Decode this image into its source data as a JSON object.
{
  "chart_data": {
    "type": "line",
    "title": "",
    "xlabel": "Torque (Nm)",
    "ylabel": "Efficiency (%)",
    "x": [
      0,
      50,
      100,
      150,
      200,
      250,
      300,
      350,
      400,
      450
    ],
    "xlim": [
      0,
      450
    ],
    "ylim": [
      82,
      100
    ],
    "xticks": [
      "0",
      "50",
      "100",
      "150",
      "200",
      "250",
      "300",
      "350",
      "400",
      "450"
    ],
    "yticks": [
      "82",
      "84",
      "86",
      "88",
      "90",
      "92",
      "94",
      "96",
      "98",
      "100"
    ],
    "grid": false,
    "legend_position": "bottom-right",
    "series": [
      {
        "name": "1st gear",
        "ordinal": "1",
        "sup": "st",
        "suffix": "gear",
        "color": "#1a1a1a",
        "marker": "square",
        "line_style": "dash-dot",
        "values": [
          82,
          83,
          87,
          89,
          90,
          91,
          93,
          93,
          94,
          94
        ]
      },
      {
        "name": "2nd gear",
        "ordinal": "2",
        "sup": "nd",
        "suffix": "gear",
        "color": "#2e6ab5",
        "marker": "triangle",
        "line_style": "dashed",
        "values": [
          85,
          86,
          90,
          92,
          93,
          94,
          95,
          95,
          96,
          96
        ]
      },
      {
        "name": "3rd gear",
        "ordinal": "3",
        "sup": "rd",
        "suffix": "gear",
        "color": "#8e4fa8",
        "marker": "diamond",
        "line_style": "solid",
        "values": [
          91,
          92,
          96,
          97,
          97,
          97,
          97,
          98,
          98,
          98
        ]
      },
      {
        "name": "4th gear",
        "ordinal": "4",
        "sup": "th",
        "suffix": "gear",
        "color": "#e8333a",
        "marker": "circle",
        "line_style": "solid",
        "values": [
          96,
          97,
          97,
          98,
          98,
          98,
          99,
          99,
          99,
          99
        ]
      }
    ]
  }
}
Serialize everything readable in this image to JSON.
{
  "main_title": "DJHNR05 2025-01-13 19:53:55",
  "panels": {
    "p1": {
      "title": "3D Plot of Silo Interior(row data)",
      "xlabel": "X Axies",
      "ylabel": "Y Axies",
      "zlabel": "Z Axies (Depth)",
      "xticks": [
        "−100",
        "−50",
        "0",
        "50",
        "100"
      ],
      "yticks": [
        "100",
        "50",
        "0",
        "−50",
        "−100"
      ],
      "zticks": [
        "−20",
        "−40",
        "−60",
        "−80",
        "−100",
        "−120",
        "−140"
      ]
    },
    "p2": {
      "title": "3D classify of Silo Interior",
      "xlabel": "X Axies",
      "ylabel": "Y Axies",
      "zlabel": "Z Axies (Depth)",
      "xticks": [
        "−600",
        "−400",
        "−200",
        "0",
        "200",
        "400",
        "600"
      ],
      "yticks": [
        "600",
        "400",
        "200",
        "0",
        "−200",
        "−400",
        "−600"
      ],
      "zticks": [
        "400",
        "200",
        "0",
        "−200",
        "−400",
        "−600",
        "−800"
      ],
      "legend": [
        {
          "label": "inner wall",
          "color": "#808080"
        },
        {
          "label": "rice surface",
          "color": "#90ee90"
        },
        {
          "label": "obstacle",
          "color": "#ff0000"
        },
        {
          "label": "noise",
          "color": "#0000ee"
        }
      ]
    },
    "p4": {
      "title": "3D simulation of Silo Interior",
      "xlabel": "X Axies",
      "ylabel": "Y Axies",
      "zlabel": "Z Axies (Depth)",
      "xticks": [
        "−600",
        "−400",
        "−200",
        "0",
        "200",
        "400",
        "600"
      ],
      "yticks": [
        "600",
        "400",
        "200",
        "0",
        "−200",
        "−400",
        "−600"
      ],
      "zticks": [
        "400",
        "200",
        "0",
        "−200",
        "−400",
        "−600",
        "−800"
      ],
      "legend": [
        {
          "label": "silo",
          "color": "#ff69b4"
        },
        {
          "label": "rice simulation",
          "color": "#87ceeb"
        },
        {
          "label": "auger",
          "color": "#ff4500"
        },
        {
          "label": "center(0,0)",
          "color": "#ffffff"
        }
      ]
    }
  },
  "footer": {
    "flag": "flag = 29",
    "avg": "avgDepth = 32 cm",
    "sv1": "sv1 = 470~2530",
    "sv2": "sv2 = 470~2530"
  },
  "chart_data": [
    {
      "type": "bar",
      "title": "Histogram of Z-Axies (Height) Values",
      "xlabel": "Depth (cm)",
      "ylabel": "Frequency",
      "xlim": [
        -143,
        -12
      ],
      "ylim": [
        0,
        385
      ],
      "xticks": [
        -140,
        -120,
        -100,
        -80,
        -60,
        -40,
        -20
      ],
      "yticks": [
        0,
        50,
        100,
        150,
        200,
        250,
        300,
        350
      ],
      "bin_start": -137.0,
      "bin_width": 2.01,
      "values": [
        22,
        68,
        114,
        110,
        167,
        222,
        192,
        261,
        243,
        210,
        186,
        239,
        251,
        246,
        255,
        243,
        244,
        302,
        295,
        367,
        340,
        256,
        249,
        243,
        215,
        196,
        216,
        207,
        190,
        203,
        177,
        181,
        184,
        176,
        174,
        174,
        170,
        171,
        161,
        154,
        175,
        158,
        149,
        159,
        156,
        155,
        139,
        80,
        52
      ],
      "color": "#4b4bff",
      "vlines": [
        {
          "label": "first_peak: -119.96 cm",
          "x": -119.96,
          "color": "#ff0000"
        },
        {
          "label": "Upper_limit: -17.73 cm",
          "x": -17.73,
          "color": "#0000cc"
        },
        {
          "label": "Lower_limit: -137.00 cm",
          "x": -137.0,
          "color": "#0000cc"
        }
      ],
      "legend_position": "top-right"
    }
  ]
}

-*-

| Directions |
What is needed here is an exact reproduction of all the entries.

| Solution for this exercise |
Decode this image into its source data as a JSON object.
{
  "chart_data": {
    "type": "line",
    "title": "",
    "xlabel": "Torque (Nm)",
    "ylabel": "Efficiency (%)",
    "x": [
      0,
      50,
      100,
      150,
      200,
      250,
      300,
      350,
      400,
      450
    ],
    "xlim": [
      0,
      450
    ],
    "ylim": [
      82,
      100
    ],
    "xticks": [
      "0",
      "50",
      "100",
      "150",
      "200",
      "250",
      "300",
      "350",
      "400",
      "450"
    ],
    "yticks": [
      "82",
      "84",
      "86",
      "88",
      "90",
      "92",
      "94",
      "96",
      "98",
      "100"
    ],
    "grid": false,
    "legend_position": "bottom-right",
    "series": [
      {
        "name": "1st gear",
        "ordinal": "1",
        "sup": "st",
        "suffix": "gear",
        "color": "#1a1a1a",
        "marker": "square",
        "line_style": "dash-dot",
        "values": [
          82,
          83,
          87,
          89,
          90,
          91,
          93,
          93,
          94,
          94
        ]
      },
      {
        "name": "2nd gear",
        "ordinal": "2",
        "sup": "nd",
        "suffix": "gear",
        "color": "#2e6ab5",
        "marker": "triangle",
        "line_style": "dashed",
        "values": [
          85,
          86,
          90,
          92,
          93,
          94,
          95,
          95,
          96,
          96
        ]
      },
      {
        "name": "3rd gear",
        "ordinal": "3",
        "sup": "rd",
        "suffix": "gear",
        "color": "#8e4fa8",
        "marker": "diamond",
        "line_style": "solid",
        "values": [
          91,
          92,
          96,
          97,
          97,
          97,
          97,
          98,
          98,
          98
        ]
      },
      {
        "name": "4th gear",
        "ordinal": "4",
        "sup": "th",
        "suffix": "gear",
        "color": "#e8333a",
        "marker": "circle",
        "line_style": "solid",
        "values": [
          96,
          97,
          97,
          98,
          98,
          98,
          99,
          99,
          99,
          99
        ]
      }
    ]
  }
}
Serialize everything readable in this image to JSON.
{
  "main_title": "DJHNR05 2025-01-13 19:53:55",
  "panels": {
    "p1": {
      "title": "3D Plot of Silo Interior(row data)",
      "xlabel": "X Axies",
      "ylabel": "Y Axies",
      "zlabel": "Z Axies (Depth)",
      "xticks": [
        "−100",
        "−50",
        "0",
        "50",
        "100"
      ],
      "yticks": [
        "100",
        "50",
        "0",
        "−50",
        "−100"
      ],
      "zticks": [
        "−20",
        "−40",
        "−60",
        "−80",
        "−100",
        "−120",
        "−140"
      ]
    },
    "p2": {
      "title": "3D classify of Silo Interior",
      "xlabel": "X Axies",
      "ylabel": "Y Axies",
      "zlabel": "Z Axies (Depth)",
      "xticks": [
        "−600",
        "−400",
        "−200",
        "0",
        "200",
        "400",
        "600"
      ],
      "yticks": [
        "600",
        "400",
        "200",
        "0",
        "−200",
        "−400",
        "−600"
      ],
      "zticks": [
        "400",
        "200",
        "0",
        "−200",
        "−400",
        "−600",
        "−800"
      ],
      "legend": [
        {
          "label": "inner wall",
          "color": "#808080"
        },
        {
          "label": "rice surface",
          "color": "#90ee90"
        },
        {
          "label": "obstacle",
          "color": "#ff0000"
        },
        {
          "label": "noise",
          "color": "#0000ee"
        }
      ]
    },
    "p4": {
      "title": "3D simulation of Silo Interior",
      "xlabel": "X Axies",
      "ylabel": "Y Axies",
      "zlabel": "Z Axies (Depth)",
      "xticks": [
        "−600",
        "−400",
        "−200",
        "0",
        "200",
        "400",
        "600"
      ],
      "yticks": [
        "600",
        "400",
        "200",
        "0",
        "−200",
        "−400",
        "−600"
      ],
      "zticks": [
        "400",
        "200",
        "0",
        "−200",
        "−400",
        "−600",
        "−800"
      ],
      "legend": [
        {
          "label": "silo",
          "color": "#ff69b4"
        },
        {
          "label": "rice simulation",
          "color": "#87ceeb"
        },
        {
          "label": "auger",
          "color": "#ff4500"
        },
        {
          "label": "center(0,0)",
          "color": "#ffffff"
        }
      ]
    }
  },
  "footer": {
    "flag": "flag = 29",
    "avg": "avgDepth = 32 cm",
    "sv1": "sv1 = 470~2530",
    "sv2": "sv2 = 470~2530"
  },
  "chart_data": [
    {
      "type": "bar",
      "title": "Histogram of Z-Axies (Height) Values",
      "xlabel": "Depth (cm)",
      "ylabel": "Frequency",
      "xlim": [
        -143,
        -12
      ],
      "ylim": [
        0,
        385
      ],
      "xticks": [
        -140,
        -120,
        -100,
        -80,
        -60,
        -40,
        -20
      ],
      "yticks": [
        0,
        50,
        100,
        150,
        200,
        250,
        300,
        350
      ],
      "bin_start": -137.0,
      "bin_width": 2.01,
      "values": [
        22,
        68,
        114,
        110,
        167,
        222,
        192,
        261,
        243,
        210,
        186,
        239,
        251,
        246,
        255,
        243,
        244,
        302,
        295,
        367,
        340,
        256,
        249,
        243,
        215,
        196,
        216,
        207,
        190,
        203,
        177,
        181,
        184,
        176,
        174,
        174,
        170,
        171,
        161,
        154,
        175,
        158,
        149,
        159,
        156,
        155,
        139,
        80,
        52
      ],
      "color": "#4b4bff",
      "vlines": [
        {
          "label": "first_peak: -119.96 cm",
          "x": -119.96,
          "color": "#ff0000"
        },
        {
          "label": "Upper_limit: -17.73 cm",
          "x": -17.73,
          "color": "#0000cc"
        },
        {
          "label": "Lower_limit: -137.00 cm",
          "x": -137.0,
          "color": "#0000cc"
        }
      ],
      "legend_position": "top-right"
    }
  ]
}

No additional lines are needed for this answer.